Exercise instructions:
The records that follow should be retyped word for word.

[A block of data]
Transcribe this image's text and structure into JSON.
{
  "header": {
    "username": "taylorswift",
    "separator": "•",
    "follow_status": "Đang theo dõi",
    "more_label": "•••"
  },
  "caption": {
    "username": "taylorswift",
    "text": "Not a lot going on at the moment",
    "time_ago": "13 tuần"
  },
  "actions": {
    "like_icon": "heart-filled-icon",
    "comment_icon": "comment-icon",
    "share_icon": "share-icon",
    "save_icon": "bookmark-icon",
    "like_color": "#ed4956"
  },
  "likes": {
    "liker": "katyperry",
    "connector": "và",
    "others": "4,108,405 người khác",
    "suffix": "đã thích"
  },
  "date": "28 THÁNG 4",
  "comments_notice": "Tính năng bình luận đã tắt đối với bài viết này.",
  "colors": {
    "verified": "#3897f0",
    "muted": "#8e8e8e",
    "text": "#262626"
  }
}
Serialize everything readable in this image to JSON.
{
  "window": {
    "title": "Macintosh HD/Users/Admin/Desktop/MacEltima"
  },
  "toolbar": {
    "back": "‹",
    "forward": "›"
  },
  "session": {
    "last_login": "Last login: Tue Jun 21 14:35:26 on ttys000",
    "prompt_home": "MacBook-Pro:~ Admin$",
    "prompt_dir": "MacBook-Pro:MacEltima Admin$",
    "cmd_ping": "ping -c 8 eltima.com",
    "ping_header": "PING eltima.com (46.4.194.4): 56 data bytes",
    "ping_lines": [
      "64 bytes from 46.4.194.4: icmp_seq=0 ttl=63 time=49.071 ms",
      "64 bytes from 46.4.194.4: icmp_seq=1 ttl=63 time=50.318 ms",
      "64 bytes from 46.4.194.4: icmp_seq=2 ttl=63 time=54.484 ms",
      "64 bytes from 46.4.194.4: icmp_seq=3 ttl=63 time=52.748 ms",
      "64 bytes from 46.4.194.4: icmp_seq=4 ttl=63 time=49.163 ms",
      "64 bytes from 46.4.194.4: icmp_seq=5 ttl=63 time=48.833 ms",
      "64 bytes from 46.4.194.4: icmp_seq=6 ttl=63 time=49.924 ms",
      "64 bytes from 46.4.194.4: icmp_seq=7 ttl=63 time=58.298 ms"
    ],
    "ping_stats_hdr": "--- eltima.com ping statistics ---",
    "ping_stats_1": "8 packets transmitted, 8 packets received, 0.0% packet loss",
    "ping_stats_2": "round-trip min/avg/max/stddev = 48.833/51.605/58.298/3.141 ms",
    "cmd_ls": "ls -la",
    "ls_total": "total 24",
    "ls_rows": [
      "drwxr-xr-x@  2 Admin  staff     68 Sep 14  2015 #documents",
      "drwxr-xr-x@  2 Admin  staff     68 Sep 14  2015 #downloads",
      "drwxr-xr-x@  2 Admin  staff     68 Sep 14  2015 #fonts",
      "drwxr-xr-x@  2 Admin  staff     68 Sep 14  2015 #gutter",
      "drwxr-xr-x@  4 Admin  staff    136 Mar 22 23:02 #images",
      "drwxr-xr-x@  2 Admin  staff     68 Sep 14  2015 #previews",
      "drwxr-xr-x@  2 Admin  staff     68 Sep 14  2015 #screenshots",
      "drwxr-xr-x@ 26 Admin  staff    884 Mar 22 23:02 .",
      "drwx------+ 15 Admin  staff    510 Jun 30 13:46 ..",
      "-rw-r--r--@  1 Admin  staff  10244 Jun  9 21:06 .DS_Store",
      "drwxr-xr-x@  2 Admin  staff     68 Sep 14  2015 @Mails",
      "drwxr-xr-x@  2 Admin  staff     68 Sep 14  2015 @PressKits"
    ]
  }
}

In response:
Transcribe this image's text and structure into JSON.
{
  "header": {
    "username": "taylorswift",
    "separator": "•",
    "follow_status": "Đang theo dõi",
    "more_label": "•••"
  },
  "caption": {
    "username": "taylorswift",
    "text": "Not a lot going on at the moment",
    "time_ago": "13 tuần"
  },
  "actions": {
    "like_icon": "heart-filled-icon",
    "comment_icon": "comment-icon",
    "share_icon": "share-icon",
    "save_icon": "bookmark-icon",
    "like_color": "#ed4956"
  },
  "likes": {
    "liker": "katyperry",
    "connector": "và",
    "others": "4,108,405 người khác",
    "suffix": "đã thích"
  },
  "date": "28 THÁNG 4",
  "comments_notice": "Tính năng bình luận đã tắt đối với bài viết này.",
  "colors": {
    "verified": "#3897f0",
    "muted": "#8e8e8e",
    "text": "#262626"
  }
}
Serialize everything readable in this image to JSON.
{
  "window": {
    "title": "Macintosh HD/Users/Admin/Desktop/MacEltima"
  },
  "toolbar": {
    "back": "‹",
    "forward": "›"
  },
  "session": {
    "last_login": "Last login: Tue Jun 21 14:35:26 on ttys000",
    "prompt_home": "MacBook-Pro:~ Admin$",
    "prompt_dir": "MacBook-Pro:MacEltima Admin$",
    "cmd_ping": "ping -c 8 eltima.com",
    "ping_header": "PING eltima.com (46.4.194.4): 56 data bytes",
    "ping_lines": [
      "64 bytes from 46.4.194.4: icmp_seq=0 ttl=63 time=49.071 ms",
      "64 bytes from 46.4.194.4: icmp_seq=1 ttl=63 time=50.318 ms",
      "64 bytes from 46.4.194.4: icmp_seq=2 ttl=63 time=54.484 ms",
      "64 bytes from 46.4.194.4: icmp_seq=3 ttl=63 time=52.748 ms",
      "64 bytes from 46.4.194.4: icmp_seq=4 ttl=63 time=49.163 ms",
      "64 bytes from 46.4.194.4: icmp_seq=5 ttl=63 time=48.833 ms",
      "64 bytes from 46.4.194.4: icmp_seq=6 ttl=63 time=49.924 ms",
      "64 bytes from 46.4.194.4: icmp_seq=7 ttl=63 time=58.298 ms"
    ],
    "ping_stats_hdr": "--- eltima.com ping statistics ---",
    "ping_stats_1": "8 packets transmitted, 8 packets received, 0.0% packet loss",
    "ping_stats_2": "round-trip min/avg/max/stddev = 48.833/51.605/58.298/3.141 ms",
    "cmd_ls": "ls -la",
    "ls_total": "total 24",
    "ls_rows": [
      "drwxr-xr-x@  2 Admin  staff     68 Sep 14  2015 #documents",
      "drwxr-xr-x@  2 Admin  staff     68 Sep 14  2015 #downloads",
      "drwxr-xr-x@  2 Admin  staff     68 Sep 14  2015 #fonts",
      "drwxr-xr-x@  2 Admin  staff     68 Sep 14  2015 #gutter",
      "drwxr-xr-x@  4 Admin  staff    136 Mar 22 23:02 #images",
      "drwxr-xr-x@  2 Admin  staff     68 Sep 14  2015 #previews",
      "drwxr-xr-x@  2 Admin  staff     68 Sep 14  2015 #screenshots",
      "drwxr-xr-x@ 26 Admin  staff    884 Mar 22 23:02 .",
      "drwx------+ 15 Admin  staff    510 Jun 30 13:46 ..",
      "-rw-r--r--@  1 Admin  staff  10244 Jun  9 21:06 .DS_Store",
      "drwxr-xr-x@  2 Admin  staff     68 Sep 14  2015 @Mails",
      "drwxr-xr-x@  2 Admin  staff     68 Sep 14  2015 @PressKits"
    ]
  }
}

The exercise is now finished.